# [Aim of the exercise]
Reproduce every entry below precisely. Pictures are excluded from the copy.

[Begin Exercise data]

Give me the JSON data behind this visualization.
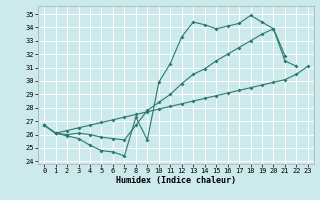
{
  "xlabel": "Humidex (Indice chaleur)",
  "xlim": [
    -0.5,
    23.5
  ],
  "ylim": [
    23.8,
    35.6
  ],
  "yticks": [
    24,
    25,
    26,
    27,
    28,
    29,
    30,
    31,
    32,
    33,
    34,
    35
  ],
  "xticks": [
    0,
    1,
    2,
    3,
    4,
    5,
    6,
    7,
    8,
    9,
    10,
    11,
    12,
    13,
    14,
    15,
    16,
    17,
    18,
    19,
    20,
    21,
    22,
    23
  ],
  "bg_color": "#cce9ec",
  "grid_color": "#ffffff",
  "line_color": "#2a7a6a",
  "line1_y": [
    26.7,
    26.1,
    25.9,
    25.7,
    25.2,
    24.8,
    24.7,
    24.4,
    27.3,
    25.6,
    29.9,
    31.3,
    33.3,
    34.4,
    34.2,
    33.9,
    34.1,
    34.3,
    34.9,
    34.4,
    33.9,
    31.9
  ],
  "line2_y": [
    26.7,
    26.1,
    26.0,
    26.1,
    26.0,
    25.8,
    25.7,
    25.6,
    26.7,
    27.8,
    28.4,
    29.0,
    29.8,
    30.5,
    30.9,
    31.5,
    32.0,
    32.5,
    33.0,
    33.5,
    33.9,
    31.5,
    31.1
  ],
  "line3_y": [
    26.7,
    26.1,
    26.3,
    26.5,
    26.7,
    26.9,
    27.1,
    27.3,
    27.5,
    27.7,
    27.9,
    28.1,
    28.3,
    28.5,
    28.7,
    28.9,
    29.1,
    29.3,
    29.5,
    29.7,
    29.9,
    30.1,
    30.5,
    31.1
  ]
}
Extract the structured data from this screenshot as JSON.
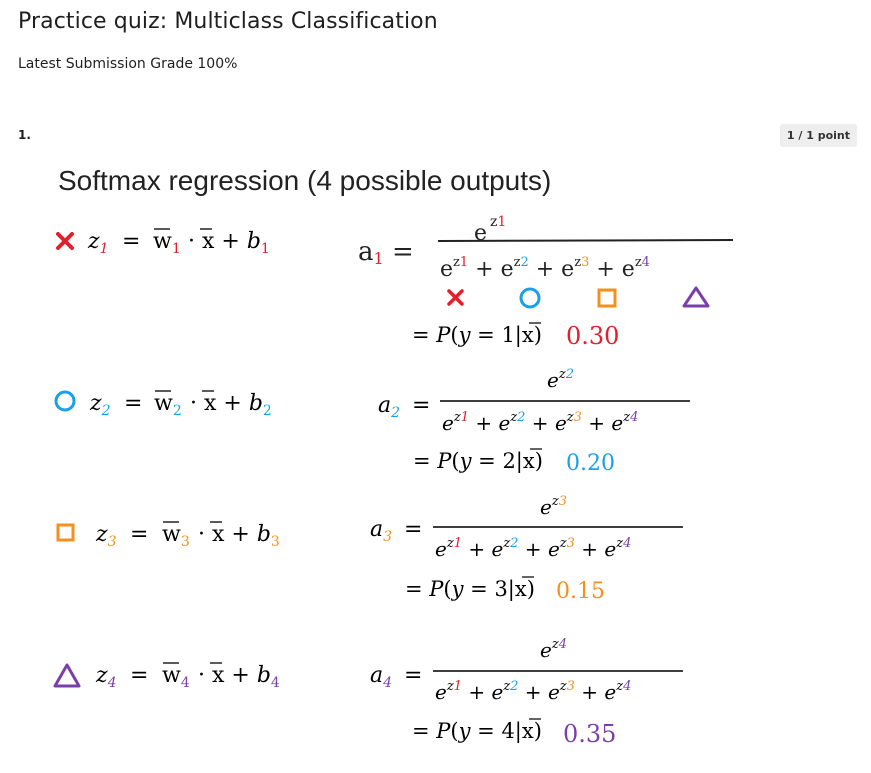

[End Exercise data]

# [The solution]
Give me the JSON data behind this visualization.
{
  "xlabel": "Humidex (Indice chaleur)",
  "xlim": [
    -0.5,
    23.5
  ],
  "ylim": [
    23.8,
    35.6
  ],
  "yticks": [
    24,
    25,
    26,
    27,
    28,
    29,
    30,
    31,
    32,
    33,
    34,
    35
  ],
  "xticks": [
    0,
    1,
    2,
    3,
    4,
    5,
    6,
    7,
    8,
    9,
    10,
    11,
    12,
    13,
    14,
    15,
    16,
    17,
    18,
    19,
    20,
    21,
    22,
    23
  ],
  "bg_color": "#cce9ec",
  "grid_color": "#ffffff",
  "line_color": "#2a7a6a",
  "line1_y": [
    26.7,
    26.1,
    25.9,
    25.7,
    25.2,
    24.8,
    24.7,
    24.4,
    27.3,
    25.6,
    29.9,
    31.3,
    33.3,
    34.4,
    34.2,
    33.9,
    34.1,
    34.3,
    34.9,
    34.4,
    33.9,
    31.9
  ],
  "line2_y": [
    26.7,
    26.1,
    26.0,
    26.1,
    26.0,
    25.8,
    25.7,
    25.6,
    26.7,
    27.8,
    28.4,
    29.0,
    29.8,
    30.5,
    30.9,
    31.5,
    32.0,
    32.5,
    33.0,
    33.5,
    33.9,
    31.5,
    31.1
  ],
  "line3_y": [
    26.7,
    26.1,
    26.3,
    26.5,
    26.7,
    26.9,
    27.1,
    27.3,
    27.5,
    27.7,
    27.9,
    28.1,
    28.3,
    28.5,
    28.7,
    28.9,
    29.1,
    29.3,
    29.5,
    29.7,
    29.9,
    30.1,
    30.5,
    31.1
  ]
}
Extract the structured data from this screenshot as JSON.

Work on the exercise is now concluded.